(Data entries for graphics)

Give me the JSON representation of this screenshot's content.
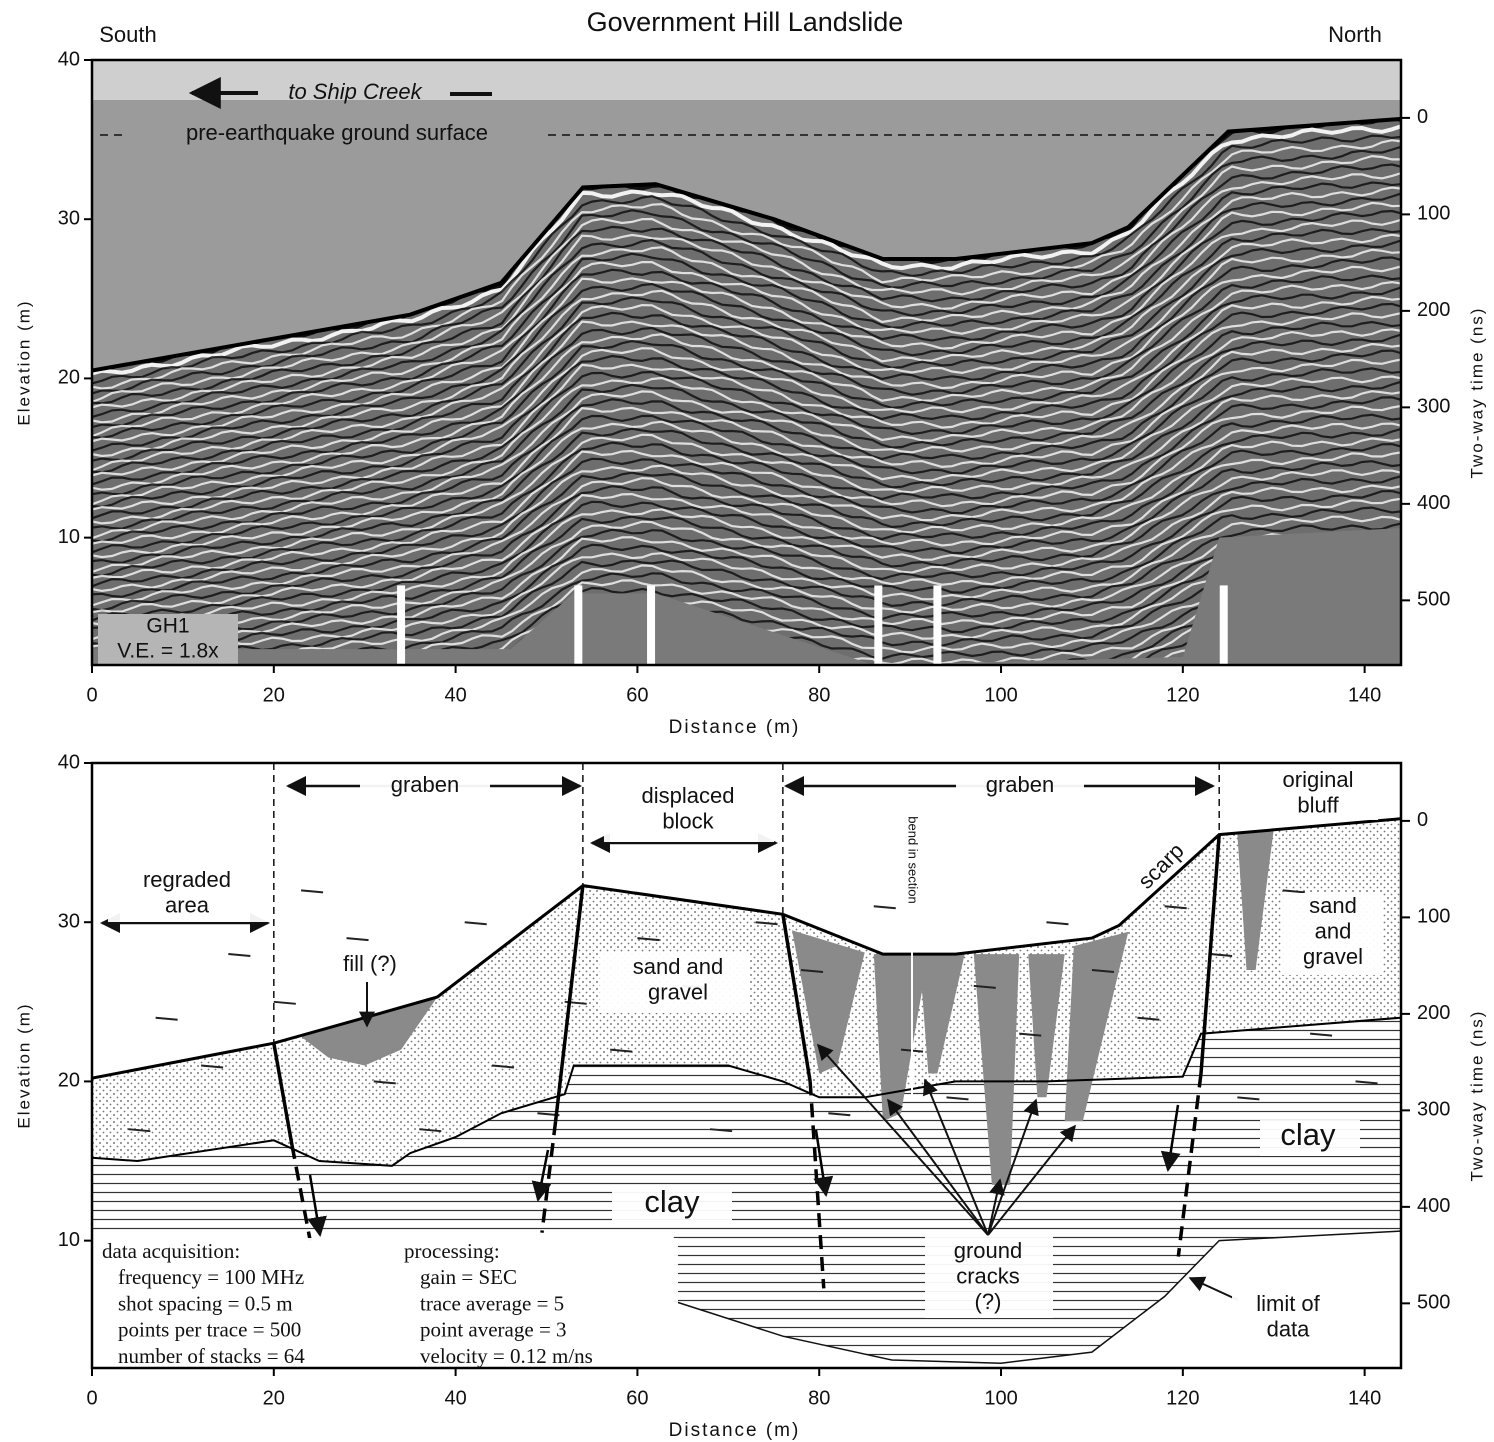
{
  "title": "Government Hill Landslide",
  "left_label": "South",
  "right_label": "North",
  "panels": [
    {
      "xlabel": "Distance (m)",
      "ylabel": "Elevation (m)",
      "y2label": "Two-way time (ns)",
      "xlim": [
        0,
        144
      ],
      "ylim": [
        2,
        40
      ],
      "y2lim": [
        -60,
        567
      ],
      "xticks": [
        0,
        20,
        40,
        60,
        80,
        100,
        120,
        140
      ],
      "yticks": [
        10,
        20,
        30,
        40
      ],
      "y2ticks": [
        0,
        100,
        200,
        300,
        400,
        500
      ],
      "annotations": {
        "ship_creek": "to Ship Creek",
        "surface": "pre-earthquake ground surface",
        "profile": "GH1",
        "ve": "V.E. = 1.8x"
      }
    },
    {
      "xlabel": "Distance (m)",
      "ylabel": "Elevation (m)",
      "y2label": "Two-way time (ns)",
      "xlim": [
        0,
        144
      ],
      "ylim": [
        2,
        40
      ],
      "y2lim": [
        -60,
        567
      ],
      "xticks": [
        0,
        20,
        40,
        60,
        80,
        100,
        120,
        140
      ],
      "yticks": [
        10,
        20,
        30,
        40
      ],
      "y2ticks": [
        0,
        100,
        200,
        300,
        400,
        500
      ],
      "annotations": {
        "graben_left": "graben",
        "displaced_block": [
          "displaced",
          "block"
        ],
        "graben_right": "graben",
        "original_bluff": [
          "original",
          "bluff"
        ],
        "regraded_area": [
          "regraded",
          "area"
        ],
        "bend": "bend in section",
        "scarp": "scarp",
        "fill": "fill (?)",
        "sand_gravel_mid": [
          "sand and",
          "gravel"
        ],
        "sand_gravel_right": [
          "sand",
          "and",
          "gravel"
        ],
        "clay_mid": "clay",
        "clay_right": "clay",
        "ground_cracks": [
          "ground",
          "cracks",
          "(?)"
        ],
        "limit": [
          "limit of",
          "data"
        ],
        "acquisition": [
          "data acquisition:",
          "frequency = 100 MHz",
          "shot spacing = 0.5 m",
          "points per trace = 500",
          "number of stacks = 64"
        ],
        "processing": [
          "processing:",
          "gain = SEC",
          "trace average = 5",
          "point average = 3",
          "velocity = 0.12 m/ns"
        ]
      }
    }
  ]
}
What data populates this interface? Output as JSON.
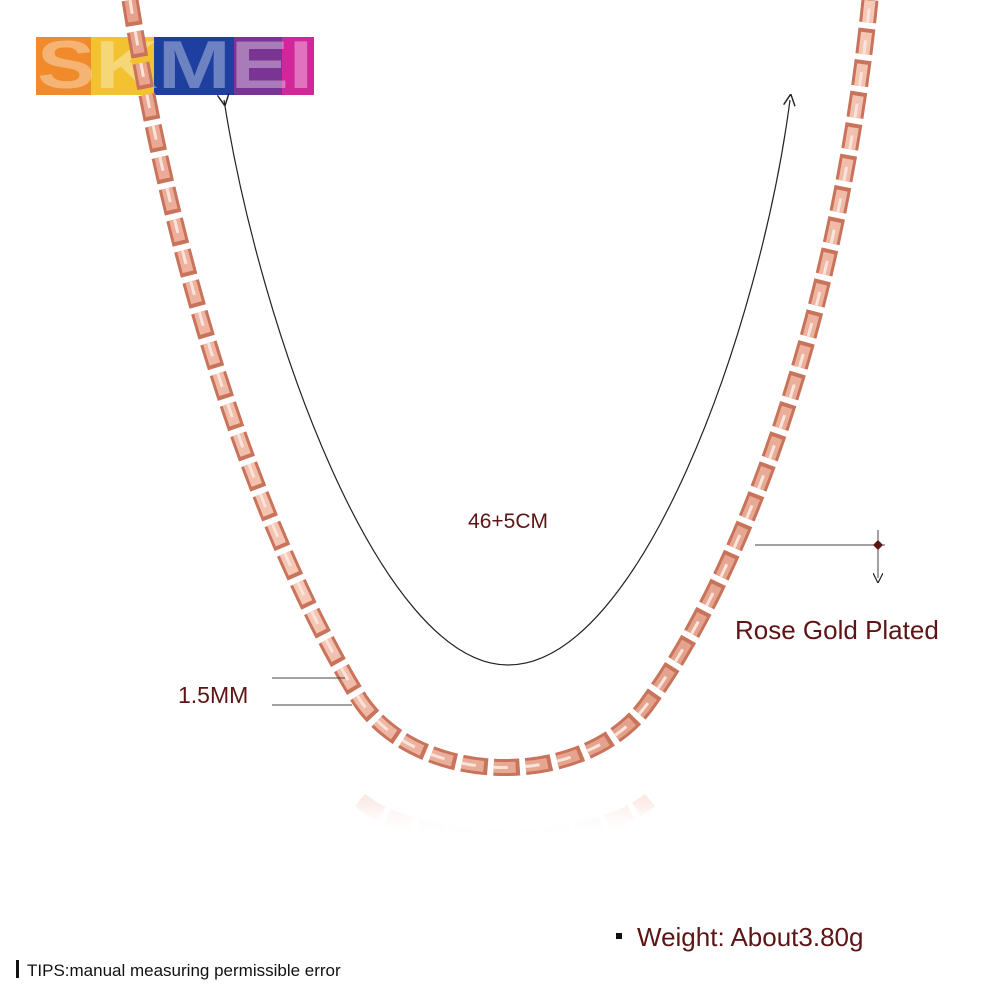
{
  "logo": "SKMEI",
  "length_label": "46+5CM",
  "plating_label": "Rose Gold Plated",
  "width_label": "1.5MM",
  "weight_label": "Weight: About3.80g",
  "tips": "TIPS:manual measuring permissible error"
}
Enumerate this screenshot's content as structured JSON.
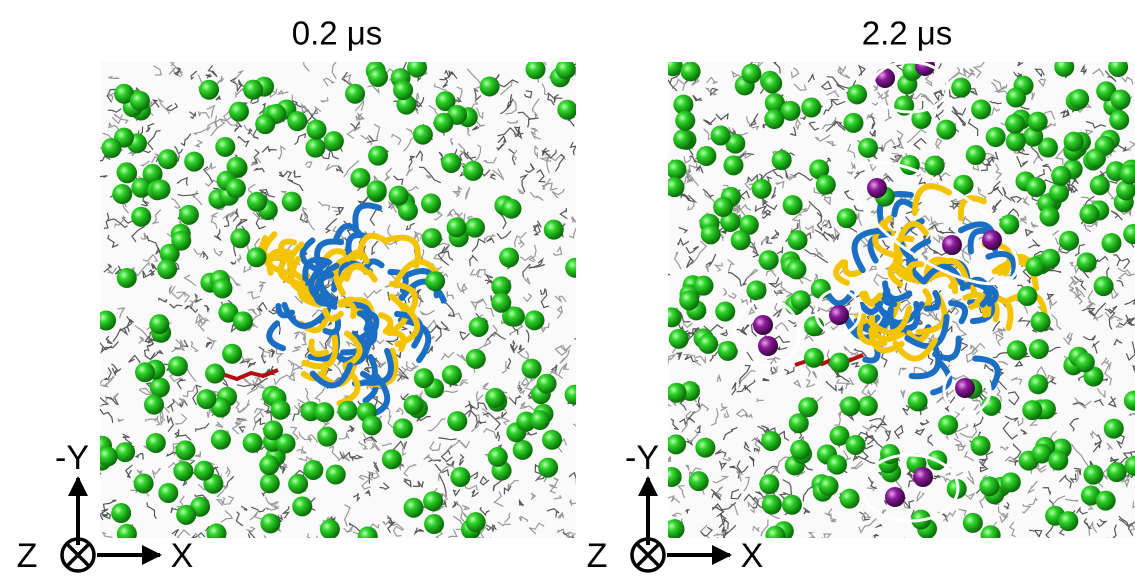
{
  "panels": [
    {
      "title": "0.2 μs",
      "axes": {
        "y": "-Y",
        "x": "X",
        "z": "Z"
      }
    },
    {
      "title": "2.2 μs",
      "axes": {
        "y": "-Y",
        "x": "X",
        "z": "Z"
      }
    }
  ]
}
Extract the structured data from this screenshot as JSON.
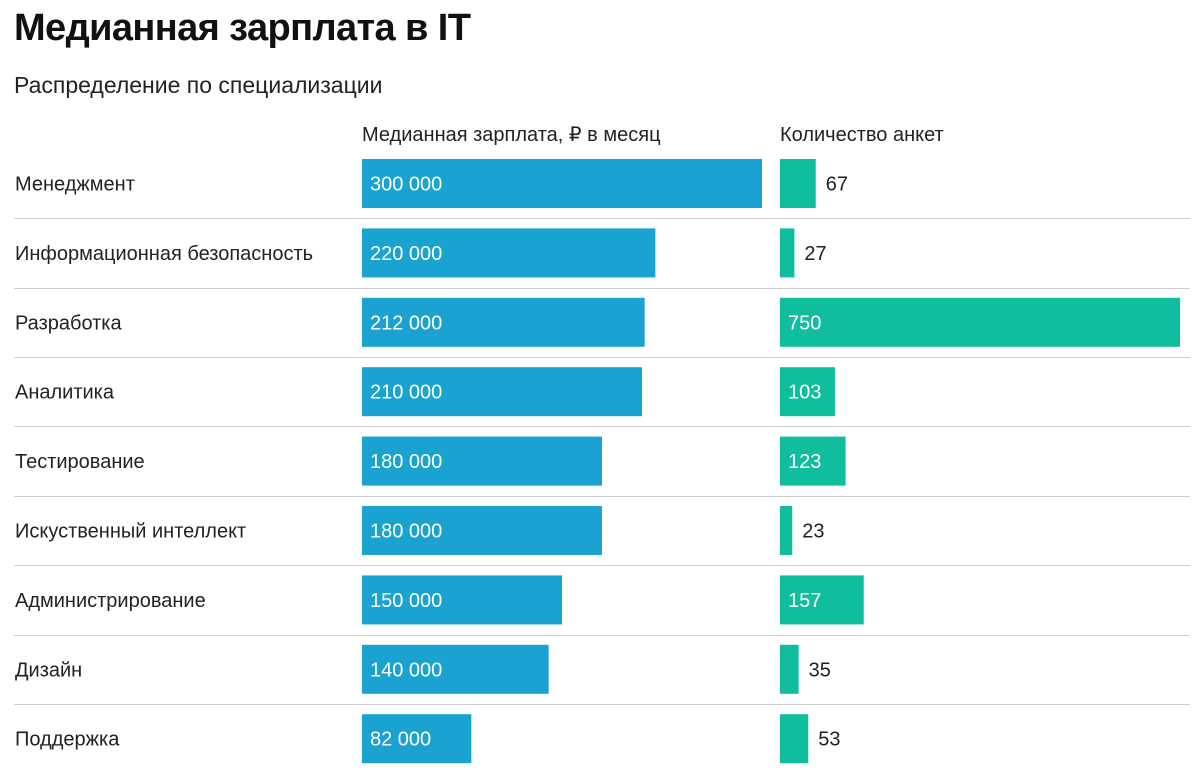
{
  "title": "Медианная зарплата в IT",
  "subtitle": "Распределение по специализации",
  "colors": {
    "salary_bar": "#1aa3d1",
    "count_bar": "#10bd9d",
    "divider": "#cfcfcf",
    "inside_text": "#ffffff",
    "outside_text": "#222222"
  },
  "chart_data": {
    "type": "bar",
    "orientation": "horizontal",
    "categories": [
      "Менеджмент",
      "Информационная безопасность",
      "Разработка",
      "Аналитика",
      "Тестирование",
      "Искуственный интеллект",
      "Администрирование",
      "Дизайн",
      "Поддержка"
    ],
    "series": [
      {
        "name": "Медианная зарплата, ₽ в месяц",
        "values": [
          300000,
          220000,
          212000,
          210000,
          180000,
          180000,
          150000,
          140000,
          82000
        ],
        "labels": [
          "300 000",
          "220 000",
          "212 000",
          "210 000",
          "180 000",
          "180 000",
          "150 000",
          "140 000",
          "82 000"
        ],
        "xlim": [
          0,
          300000
        ]
      },
      {
        "name": "Количество анкет",
        "values": [
          67,
          27,
          750,
          103,
          123,
          23,
          157,
          35,
          53
        ],
        "labels": [
          "67",
          "27",
          "750",
          "103",
          "123",
          "23",
          "157",
          "35",
          "53"
        ],
        "xlim": [
          0,
          750
        ]
      }
    ],
    "grid": false,
    "legend": "column headers"
  }
}
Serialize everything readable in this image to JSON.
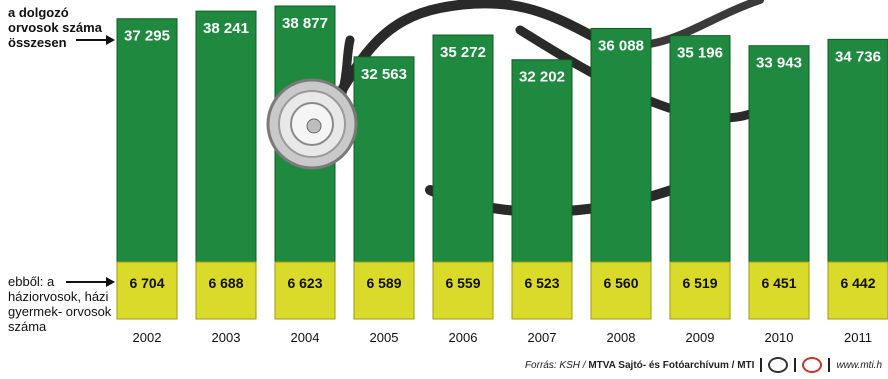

TASK DESCRIPTION:
Your task is to repeat the material above exactly, without its pictures.

RESULT OF THE EXERCISE:
Give me the JSON representation of this screenshot's content.
{
  "title": "Government Hill Landslide",
  "left_label": "South",
  "right_label": "North",
  "panels": [
    {
      "xlabel": "Distance (m)",
      "ylabel": "Elevation (m)",
      "y2label": "Two-way time (ns)",
      "xlim": [
        0,
        144
      ],
      "ylim": [
        2,
        40
      ],
      "y2lim": [
        -60,
        567
      ],
      "xticks": [
        0,
        20,
        40,
        60,
        80,
        100,
        120,
        140
      ],
      "yticks": [
        10,
        20,
        30,
        40
      ],
      "y2ticks": [
        0,
        100,
        200,
        300,
        400,
        500
      ],
      "annotations": {
        "ship_creek": "to Ship Creek",
        "surface": "pre-earthquake ground surface",
        "profile": "GH1",
        "ve": "V.E. = 1.8x"
      }
    },
    {
      "xlabel": "Distance (m)",
      "ylabel": "Elevation (m)",
      "y2label": "Two-way time (ns)",
      "xlim": [
        0,
        144
      ],
      "ylim": [
        2,
        40
      ],
      "y2lim": [
        -60,
        567
      ],
      "xticks": [
        0,
        20,
        40,
        60,
        80,
        100,
        120,
        140
      ],
      "yticks": [
        10,
        20,
        30,
        40
      ],
      "y2ticks": [
        0,
        100,
        200,
        300,
        400,
        500
      ],
      "annotations": {
        "graben_left": "graben",
        "displaced_block": [
          "displaced",
          "block"
        ],
        "graben_right": "graben",
        "original_bluff": [
          "original",
          "bluff"
        ],
        "regraded_area": [
          "regraded",
          "area"
        ],
        "bend": "bend in section",
        "scarp": "scarp",
        "fill": "fill (?)",
        "sand_gravel_mid": [
          "sand and",
          "gravel"
        ],
        "sand_gravel_right": [
          "sand",
          "and",
          "gravel"
        ],
        "clay_mid": "clay",
        "clay_right": "clay",
        "ground_cracks": [
          "ground",
          "cracks",
          "(?)"
        ],
        "limit": [
          "limit of",
          "data"
        ],
        "acquisition": [
          "data acquisition:",
          "frequency = 100 MHz",
          "shot spacing = 0.5 m",
          "points per trace = 500",
          "number of stacks = 64"
        ],
        "processing": [
          "processing:",
          "gain = SEC",
          "trace average = 5",
          "point average = 3",
          "velocity = 0.12 m/ns"
        ]
      }
    }
  ]
}
What data populates this interface? Output as JSON.
{
  "logo": "SKMEI",
  "length_label": "46+5CM",
  "plating_label": "Rose Gold Plated",
  "width_label": "1.5MM",
  "weight_label": "Weight: About3.80g",
  "tips": "TIPS:manual measuring permissible error"
}
Enumerate this screenshot's content as structured JSON.
{
  "panels": [
    {
      "title": "0.2 μs",
      "axes": {
        "y": "-Y",
        "x": "X",
        "z": "Z"
      }
    },
    {
      "title": "2.2 μs",
      "axes": {
        "y": "-Y",
        "x": "X",
        "z": "Z"
      }
    }
  ]
}
Extract the structured data from this screenshot as JSON.
{
  "title": "Медианная зарплата в IT",
  "subtitle": "Распределение по специализации",
  "colors": {
    "salary_bar": "#1aa3d1",
    "count_bar": "#10bd9d",
    "divider": "#cfcfcf",
    "inside_text": "#ffffff",
    "outside_text": "#222222"
  },
  "chart_data": {
    "type": "bar",
    "orientation": "horizontal",
    "categories": [
      "Менеджмент",
      "Информационная безопасность",
      "Разработка",
      "Аналитика",
      "Тестирование",
      "Искуственный интеллект",
      "Администрирование",
      "Дизайн",
      "Поддержка"
    ],
    "series": [
      {
        "name": "Медианная зарплата, ₽ в месяц",
        "values": [
          300000,
          220000,
          212000,
          210000,
          180000,
          180000,
          150000,
          140000,
          82000
        ],
        "labels": [
          "300 000",
          "220 000",
          "212 000",
          "210 000",
          "180 000",
          "180 000",
          "150 000",
          "140 000",
          "82 000"
        ],
        "xlim": [
          0,
          300000
        ]
      },
      {
        "name": "Количество анкет",
        "values": [
          67,
          27,
          750,
          103,
          123,
          23,
          157,
          35,
          53
        ],
        "labels": [
          "67",
          "27",
          "750",
          "103",
          "123",
          "23",
          "157",
          "35",
          "53"
        ],
        "xlim": [
          0,
          750
        ]
      }
    ],
    "grid": false,
    "legend": "column headers"
  }
}
Serialize everything readable in this image to JSON.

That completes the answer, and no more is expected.